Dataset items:
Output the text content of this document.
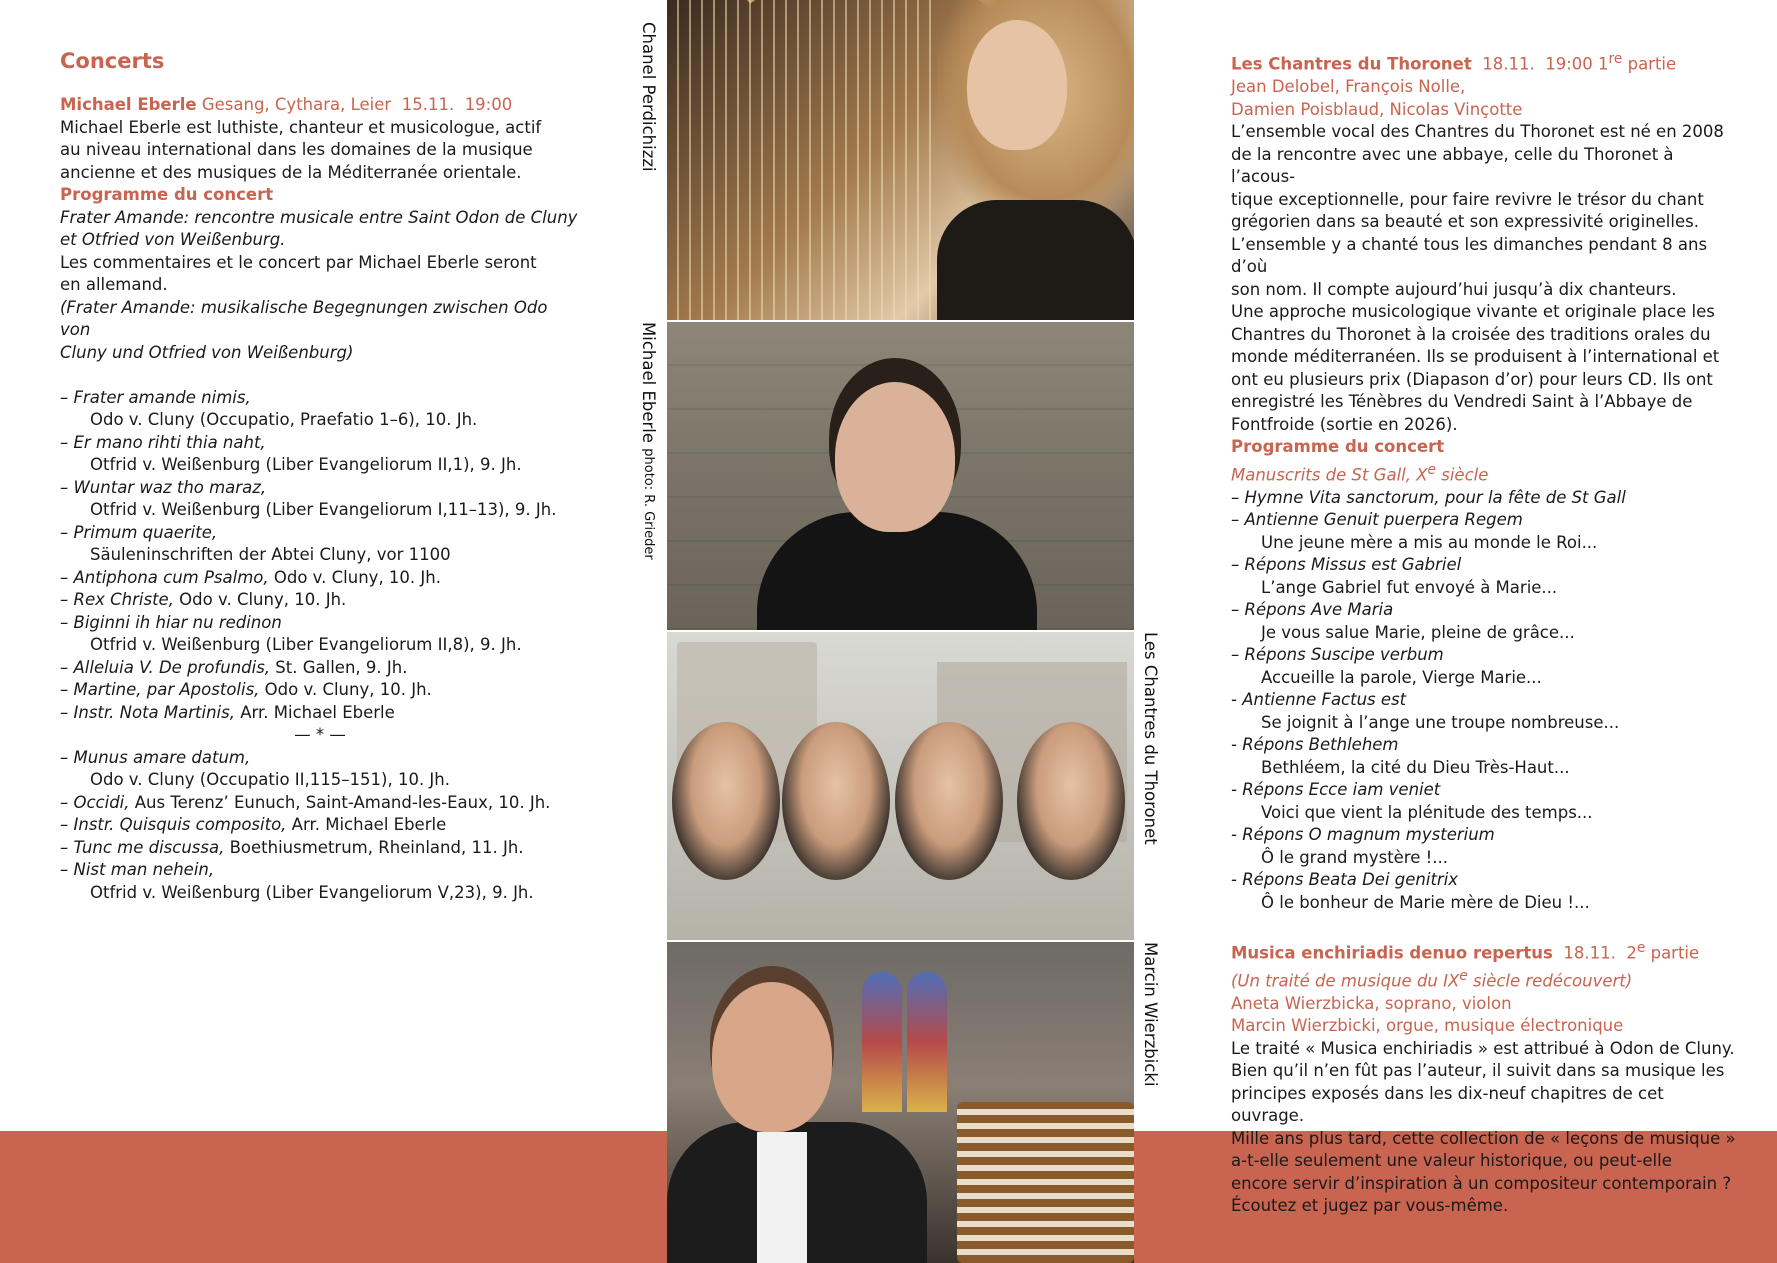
Concerts
Michael Eberle Gesang, Cythara, Leier 15.11. 19:00
Michael Eberle est luthiste, chanteur et musicologue, actif
au niveau international dans les domaines de la musique
ancienne et des musiques de la Méditerranée orientale.
Programme du concert
Frater Amande: rencontre musicale entre Saint Odon de Cluny
et Otfried von Weißenburg.
Les commentaires et le concert par Michael Eberle seront
en allemand.
(Frater Amande: musikalische Begegnungen zwischen Odo von
Cluny und Otfried von Weißenburg)
– Frater amande nimis,
Odo v. Cluny (Occupatio, Praefatio 1–6), 10. Jh.
– Er mano rihti thia naht,
Otfrid v. Weißenburg (Liber Evangeliorum II,1), 9. Jh.
– Wuntar waz tho maraz,
Otfrid v. Weißenburg (Liber Evangeliorum I,11–13), 9. Jh.
– Primum quaerite,
Säuleninschriften der Abtei Cluny, vor 1100
– Antiphona cum Psalmo, Odo v. Cluny, 10. Jh.
– Rex Christe, Odo v. Cluny, 10. Jh.
– Biginni ih hiar nu redinon
Otfrid v. Weißenburg (Liber Evangeliorum II,8), 9. Jh.
– Alleluia V. De profundis, St. Gallen, 9. Jh.
– Martine, par Apostolis, Odo v. Cluny, 10. Jh.
– Instr. Nota Martinis, Arr. Michael Eberle
— * —
– Munus amare datum,
Odo v. Cluny (Occupatio II,115–151), 10. Jh.
– Occidi, Aus Terenz’ Eunuch, Saint-Amand-les-Eaux, 10. Jh.
– Instr. Quisquis composito, Arr. Michael Eberle
– Tunc me discussa, Boethiusmetrum, Rheinland, 11. Jh.
– Nist man nehein,
Otfrid v. Weißenburg (Liber Evangeliorum V,23), 9. Jh.
Chanel Perdichizzi
Michael Eberle photo: R. Grieder
Les Chantres du Thoronet
Marcin Wierzbicki
Les Chantres du Thoronet 18.11. 19:00 1re partie
Jean Delobel, François Nolle,
Damien Poisblaud, Nicolas Vinçotte
L’ensemble vocal des Chantres du Thoronet est né en 2008
de la rencontre avec une abbaye, celle du Thoronet à l’acous-
tique exceptionnelle, pour faire revivre le trésor du chant
grégorien dans sa beauté et son expressivité originelles.
L’ensemble y a chanté tous les dimanches pendant 8 ans d’où
son nom. Il compte aujourd’hui jusqu’à dix chanteurs.
Une approche musicologique vivante et originale place les
Chantres du Thoronet à la croisée des traditions orales du
monde méditerranéen. Ils se produisent à l’international et
ont eu plusieurs prix (Diapason d’or) pour leurs CD. Ils ont
enregistré les Ténèbres du Vendredi Saint à l’Abbaye de
Fontfroide (sortie en 2026).
Programme du concert
Manuscrits de St Gall, Xe siècle
– Hymne Vita sanctorum, pour la fête de St Gall
– Antienne Genuit puerpera Regem
Une jeune mère a mis au monde le Roi...
– Répons Missus est Gabriel
L’ange Gabriel fut envoyé à Marie...
– Répons Ave Maria
Je vous salue Marie, pleine de grâce...
– Répons Suscipe verbum
Accueille la parole, Vierge Marie...
- Antienne Factus est
Se joignit à l’ange une troupe nombreuse...
- Répons Bethlehem
Bethléem, la cité du Dieu Très-Haut...
- Répons Ecce iam veniet
Voici que vient la plénitude des temps...
- Répons O magnum mysterium
Ô le grand mystère !...
- Répons Beata Dei genitrix
Ô le bonheur de Marie mère de Dieu !...
Musica enchiriadis denuo repertus 18.11. 2e partie
(Un traité de musique du IXe siècle redécouvert)
Aneta Wierzbicka, soprano, violon
Marcin Wierzbicki, orgue, musique électronique
Le traité « Musica enchiriadis » est attribué à Odon de Cluny.
Bien qu’il n’en fût pas l’auteur, il suivit dans sa musique les
principes exposés dans les dix-neuf chapitres de cet ouvrage.
Mille ans plus tard, cette collection de « leçons de musique »
a-t-elle seulement une valeur historique, ou peut-elle
encore servir d’inspiration à un compositeur contemporain ?
Écoutez et jugez par vous-même.
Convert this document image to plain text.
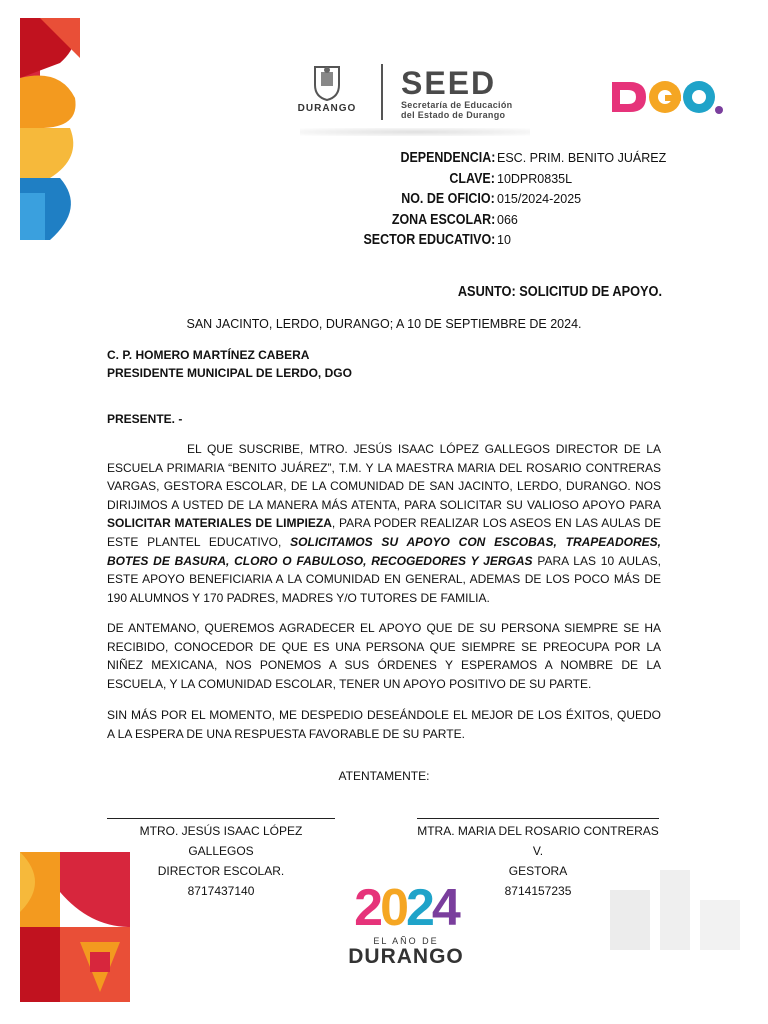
DURANGO
SEED
Secretaría de Educación
del Estado de Durango
DEPENDENCIA: ESC. PRIM. BENITO JUÁREZ
CLAVE: 10DPR0835L
NO. DE OFICIO: 015/2024-2025
ZONA ESCOLAR: 066
SECTOR EDUCATIVO: 10
ASUNTO: SOLICITUD DE APOYO.
SAN JACINTO, LERDO, DURANGO; A 10 DE SEPTIEMBRE DE 2024.
C. P. HOMERO MARTÍNEZ CABERA
PRESIDENTE MUNICIPAL DE LERDO, DGO
PRESENTE. -
EL QUE SUSCRIBE, MTRO. JESÚS ISAAC LÓPEZ GALLEGOS DIRECTOR DE LA ESCUELA PRIMARIA “BENITO JUÁREZ”, T.M. Y LA MAESTRA MARIA DEL ROSARIO CONTRERAS VARGAS, GESTORA ESCOLAR, DE LA COMUNIDAD DE SAN JACINTO, LERDO, DURANGO. NOS DIRIJIMOS A USTED DE LA MANERA MÁS ATENTA, PARA SOLICITAR SU VALIOSO APOYO PARA SOLICITAR MATERIALES DE LIMPIEZA, PARA PODER REALIZAR LOS ASEOS EN LAS AULAS DE ESTE PLANTEL EDUCATIVO, SOLICITAMOS SU APOYO CON ESCOBAS, TRAPEADORES, BOTES DE BASURA, CLORO O FABULOSO, RECOGEDORES Y JERGAS PARA LAS 10 AULAS, ESTE APOYO BENEFICIARIA A LA COMUNIDAD EN GENERAL, ADEMAS DE LOS POCO MÁS DE 190 ALUMNOS Y 170 PADRES, MADRES Y/O TUTORES DE FAMILIA.
DE ANTEMANO, QUEREMOS AGRADECER EL APOYO QUE DE SU PERSONA SIEMPRE SE HA RECIBIDO, CONOCEDOR DE QUE ES UNA PERSONA QUE SIEMPRE SE PREOCUPA POR LA NIÑEZ MEXICANA, NOS PONEMOS A SUS ÓRDENES Y ESPERAMOS A NOMBRE DE LA ESCUELA, Y LA COMUNIDAD ESCOLAR, TENER UN APOYO POSITIVO DE SU PARTE.
SIN MÁS POR EL MOMENTO, ME DESPEDIO DESEÁNDOLE EL MEJOR DE LOS ÉXITOS, QUEDO A LA ESPERA DE UNA RESPUESTA FAVORABLE DE SU PARTE.
ATENTAMENTE:
MTRO. JESÚS ISAAC LÓPEZ GALLEGOS
DIRECTOR ESCOLAR.
8717437140
MTRA. MARIA DEL ROSARIO CONTRERAS V.
GESTORA
8714157235
2024
EL AÑO DE
DURANGO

— Requirements —
Return all the lines that contain the string "Chantres".

— The response —
Les Chantres du Thoronet
Les Chantres du Thoronet 18.11. 19:00 1re partie
L’ensemble vocal des Chantres du Thoronet est né en 2008
Chantres du Thoronet à la croisée des traditions orales du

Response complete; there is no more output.